### YOUR GOAL
Determine the count of lines holding "name" and give that count alone.

──────── SUPPLIED DATA ────────

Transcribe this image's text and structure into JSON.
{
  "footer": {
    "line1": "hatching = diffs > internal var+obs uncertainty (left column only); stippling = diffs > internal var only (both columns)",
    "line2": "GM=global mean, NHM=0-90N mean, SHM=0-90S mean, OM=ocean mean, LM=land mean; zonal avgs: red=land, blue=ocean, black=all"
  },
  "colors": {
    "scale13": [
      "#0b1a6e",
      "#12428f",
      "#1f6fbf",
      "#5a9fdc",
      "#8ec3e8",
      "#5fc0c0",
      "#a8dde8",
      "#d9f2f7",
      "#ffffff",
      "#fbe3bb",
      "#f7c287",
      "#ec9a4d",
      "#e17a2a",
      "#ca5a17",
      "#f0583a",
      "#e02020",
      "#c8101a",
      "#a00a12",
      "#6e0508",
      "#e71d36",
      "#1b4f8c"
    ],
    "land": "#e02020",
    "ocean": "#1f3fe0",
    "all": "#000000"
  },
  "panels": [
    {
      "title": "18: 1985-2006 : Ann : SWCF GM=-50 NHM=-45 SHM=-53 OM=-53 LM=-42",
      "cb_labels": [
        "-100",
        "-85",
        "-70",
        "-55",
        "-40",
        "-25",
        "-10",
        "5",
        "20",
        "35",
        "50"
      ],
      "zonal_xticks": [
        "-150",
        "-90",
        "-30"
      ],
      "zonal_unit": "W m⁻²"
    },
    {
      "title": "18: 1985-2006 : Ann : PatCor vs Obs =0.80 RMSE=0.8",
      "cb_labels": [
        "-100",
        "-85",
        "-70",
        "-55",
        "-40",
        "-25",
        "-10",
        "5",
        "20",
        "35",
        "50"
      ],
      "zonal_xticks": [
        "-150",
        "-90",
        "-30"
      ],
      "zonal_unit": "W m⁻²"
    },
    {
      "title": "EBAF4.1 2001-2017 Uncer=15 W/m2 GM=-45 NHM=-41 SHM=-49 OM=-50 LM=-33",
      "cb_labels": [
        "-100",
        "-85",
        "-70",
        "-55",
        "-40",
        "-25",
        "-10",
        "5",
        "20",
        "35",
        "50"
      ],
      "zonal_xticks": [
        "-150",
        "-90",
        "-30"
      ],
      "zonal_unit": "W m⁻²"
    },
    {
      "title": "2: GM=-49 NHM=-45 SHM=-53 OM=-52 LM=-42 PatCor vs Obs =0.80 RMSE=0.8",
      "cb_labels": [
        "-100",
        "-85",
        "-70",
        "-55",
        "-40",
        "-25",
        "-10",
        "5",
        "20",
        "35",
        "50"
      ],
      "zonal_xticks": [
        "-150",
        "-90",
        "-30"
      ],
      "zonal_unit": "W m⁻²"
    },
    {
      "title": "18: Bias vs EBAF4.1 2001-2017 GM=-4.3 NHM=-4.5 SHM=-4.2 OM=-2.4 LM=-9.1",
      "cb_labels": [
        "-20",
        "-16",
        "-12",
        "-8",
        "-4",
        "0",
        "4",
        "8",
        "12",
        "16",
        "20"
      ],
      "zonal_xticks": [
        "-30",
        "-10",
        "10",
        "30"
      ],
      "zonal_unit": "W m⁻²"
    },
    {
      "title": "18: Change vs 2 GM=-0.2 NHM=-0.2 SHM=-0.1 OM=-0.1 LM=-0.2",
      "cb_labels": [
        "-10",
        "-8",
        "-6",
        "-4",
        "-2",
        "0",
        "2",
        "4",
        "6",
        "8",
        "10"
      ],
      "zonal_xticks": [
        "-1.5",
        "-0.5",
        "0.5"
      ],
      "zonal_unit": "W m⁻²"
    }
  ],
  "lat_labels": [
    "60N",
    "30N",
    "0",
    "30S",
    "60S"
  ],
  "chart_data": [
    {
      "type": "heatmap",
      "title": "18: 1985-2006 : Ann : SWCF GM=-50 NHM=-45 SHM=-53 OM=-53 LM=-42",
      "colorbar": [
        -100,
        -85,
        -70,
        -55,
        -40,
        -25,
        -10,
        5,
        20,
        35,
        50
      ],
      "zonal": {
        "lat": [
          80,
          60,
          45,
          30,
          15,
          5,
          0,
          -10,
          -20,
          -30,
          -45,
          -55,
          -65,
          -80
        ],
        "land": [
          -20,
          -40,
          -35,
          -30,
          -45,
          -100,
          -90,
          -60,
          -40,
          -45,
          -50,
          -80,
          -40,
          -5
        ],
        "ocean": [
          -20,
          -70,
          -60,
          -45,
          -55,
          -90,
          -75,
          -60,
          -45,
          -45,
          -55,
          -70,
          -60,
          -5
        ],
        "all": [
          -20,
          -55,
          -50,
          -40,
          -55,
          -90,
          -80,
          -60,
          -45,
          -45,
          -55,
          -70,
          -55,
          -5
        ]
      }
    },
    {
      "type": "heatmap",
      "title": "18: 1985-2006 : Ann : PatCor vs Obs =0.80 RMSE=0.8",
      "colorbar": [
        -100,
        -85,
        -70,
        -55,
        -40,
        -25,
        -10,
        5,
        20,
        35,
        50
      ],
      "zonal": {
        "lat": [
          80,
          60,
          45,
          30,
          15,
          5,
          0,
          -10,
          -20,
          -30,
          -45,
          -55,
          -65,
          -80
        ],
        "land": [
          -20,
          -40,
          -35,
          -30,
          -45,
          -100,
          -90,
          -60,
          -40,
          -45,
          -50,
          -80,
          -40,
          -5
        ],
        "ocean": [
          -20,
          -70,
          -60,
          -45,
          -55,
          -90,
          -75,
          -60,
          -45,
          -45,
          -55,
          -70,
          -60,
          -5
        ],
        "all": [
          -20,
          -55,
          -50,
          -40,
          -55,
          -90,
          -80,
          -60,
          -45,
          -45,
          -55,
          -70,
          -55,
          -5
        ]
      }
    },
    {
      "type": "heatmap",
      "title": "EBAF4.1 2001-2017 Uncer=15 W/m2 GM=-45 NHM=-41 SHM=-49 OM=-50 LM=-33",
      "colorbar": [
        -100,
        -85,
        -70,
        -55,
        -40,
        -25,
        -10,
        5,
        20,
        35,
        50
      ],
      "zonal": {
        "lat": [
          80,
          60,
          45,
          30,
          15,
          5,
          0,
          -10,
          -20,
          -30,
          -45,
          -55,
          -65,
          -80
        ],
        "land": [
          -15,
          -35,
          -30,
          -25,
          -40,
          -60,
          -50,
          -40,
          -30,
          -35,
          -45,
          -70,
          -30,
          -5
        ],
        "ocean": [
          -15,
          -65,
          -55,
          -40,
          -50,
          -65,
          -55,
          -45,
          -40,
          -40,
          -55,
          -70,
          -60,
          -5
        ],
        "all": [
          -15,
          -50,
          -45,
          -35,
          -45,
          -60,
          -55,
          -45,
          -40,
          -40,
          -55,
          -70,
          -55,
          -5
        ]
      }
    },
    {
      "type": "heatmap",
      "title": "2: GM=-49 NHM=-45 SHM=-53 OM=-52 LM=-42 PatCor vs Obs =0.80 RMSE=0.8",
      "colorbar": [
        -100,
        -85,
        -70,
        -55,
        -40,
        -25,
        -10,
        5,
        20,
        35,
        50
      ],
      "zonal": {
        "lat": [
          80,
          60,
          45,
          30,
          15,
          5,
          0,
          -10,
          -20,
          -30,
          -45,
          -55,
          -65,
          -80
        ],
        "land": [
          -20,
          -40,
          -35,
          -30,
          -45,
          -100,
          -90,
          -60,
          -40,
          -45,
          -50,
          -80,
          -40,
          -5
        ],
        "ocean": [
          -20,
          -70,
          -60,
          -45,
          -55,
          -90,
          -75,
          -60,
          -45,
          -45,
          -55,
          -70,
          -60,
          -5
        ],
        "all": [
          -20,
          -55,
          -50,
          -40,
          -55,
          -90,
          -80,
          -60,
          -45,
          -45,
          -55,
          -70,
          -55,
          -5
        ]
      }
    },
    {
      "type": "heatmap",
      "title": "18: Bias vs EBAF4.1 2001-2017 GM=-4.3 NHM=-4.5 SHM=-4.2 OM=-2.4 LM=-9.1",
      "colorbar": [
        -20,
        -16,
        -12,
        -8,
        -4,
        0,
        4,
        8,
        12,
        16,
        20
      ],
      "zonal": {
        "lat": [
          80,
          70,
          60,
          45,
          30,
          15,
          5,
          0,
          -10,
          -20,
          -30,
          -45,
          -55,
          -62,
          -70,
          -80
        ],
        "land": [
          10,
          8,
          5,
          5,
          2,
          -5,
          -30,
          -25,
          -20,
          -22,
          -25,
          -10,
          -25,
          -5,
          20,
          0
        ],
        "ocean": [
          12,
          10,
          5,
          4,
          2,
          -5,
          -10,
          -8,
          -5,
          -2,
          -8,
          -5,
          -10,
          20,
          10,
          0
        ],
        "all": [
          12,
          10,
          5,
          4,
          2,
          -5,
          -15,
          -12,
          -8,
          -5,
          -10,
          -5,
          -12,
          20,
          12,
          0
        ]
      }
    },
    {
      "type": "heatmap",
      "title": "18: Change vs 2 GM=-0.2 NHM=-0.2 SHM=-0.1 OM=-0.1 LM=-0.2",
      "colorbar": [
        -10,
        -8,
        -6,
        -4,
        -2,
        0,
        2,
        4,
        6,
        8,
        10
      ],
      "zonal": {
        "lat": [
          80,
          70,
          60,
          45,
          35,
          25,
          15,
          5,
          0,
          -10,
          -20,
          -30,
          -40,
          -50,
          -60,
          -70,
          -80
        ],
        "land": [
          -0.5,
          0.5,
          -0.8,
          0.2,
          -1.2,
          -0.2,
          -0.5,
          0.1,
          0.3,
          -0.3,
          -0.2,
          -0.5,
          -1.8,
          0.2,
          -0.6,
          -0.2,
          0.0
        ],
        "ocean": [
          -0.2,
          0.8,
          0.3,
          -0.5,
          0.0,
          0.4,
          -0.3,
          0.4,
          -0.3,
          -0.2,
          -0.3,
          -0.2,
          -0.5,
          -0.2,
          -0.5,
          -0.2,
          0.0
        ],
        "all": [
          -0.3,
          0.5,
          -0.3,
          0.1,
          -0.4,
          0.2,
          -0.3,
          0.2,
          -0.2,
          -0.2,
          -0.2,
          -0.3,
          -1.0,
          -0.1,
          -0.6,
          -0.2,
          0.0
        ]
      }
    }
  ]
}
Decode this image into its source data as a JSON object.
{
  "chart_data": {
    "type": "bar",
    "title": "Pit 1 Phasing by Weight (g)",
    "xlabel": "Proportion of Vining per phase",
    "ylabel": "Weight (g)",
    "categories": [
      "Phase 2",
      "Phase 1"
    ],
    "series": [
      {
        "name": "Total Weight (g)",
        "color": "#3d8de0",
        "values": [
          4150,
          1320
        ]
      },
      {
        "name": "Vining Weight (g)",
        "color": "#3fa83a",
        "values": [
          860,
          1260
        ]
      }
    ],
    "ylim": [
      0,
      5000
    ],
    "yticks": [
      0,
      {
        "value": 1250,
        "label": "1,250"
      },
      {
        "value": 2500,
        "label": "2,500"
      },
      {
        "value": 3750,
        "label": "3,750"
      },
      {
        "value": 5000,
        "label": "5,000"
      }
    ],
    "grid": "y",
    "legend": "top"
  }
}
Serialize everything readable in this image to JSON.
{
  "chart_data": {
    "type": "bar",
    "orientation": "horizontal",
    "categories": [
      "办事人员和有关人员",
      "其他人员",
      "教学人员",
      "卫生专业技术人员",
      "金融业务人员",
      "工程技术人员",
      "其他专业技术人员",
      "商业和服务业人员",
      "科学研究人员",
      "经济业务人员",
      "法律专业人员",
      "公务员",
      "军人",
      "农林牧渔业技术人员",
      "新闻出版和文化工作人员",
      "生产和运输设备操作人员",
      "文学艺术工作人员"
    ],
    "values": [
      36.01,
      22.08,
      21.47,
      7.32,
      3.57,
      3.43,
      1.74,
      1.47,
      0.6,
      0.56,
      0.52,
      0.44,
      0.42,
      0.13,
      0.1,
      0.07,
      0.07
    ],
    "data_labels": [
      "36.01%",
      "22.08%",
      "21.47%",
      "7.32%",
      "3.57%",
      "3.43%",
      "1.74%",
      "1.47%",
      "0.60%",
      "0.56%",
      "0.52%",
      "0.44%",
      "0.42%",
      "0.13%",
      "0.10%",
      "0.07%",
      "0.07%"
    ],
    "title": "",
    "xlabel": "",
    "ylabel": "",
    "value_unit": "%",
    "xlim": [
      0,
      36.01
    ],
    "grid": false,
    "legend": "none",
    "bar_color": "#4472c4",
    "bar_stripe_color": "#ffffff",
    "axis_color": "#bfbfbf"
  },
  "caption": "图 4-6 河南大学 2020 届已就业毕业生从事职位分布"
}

────────

### RESPONSE TO THIS EXERCISE
2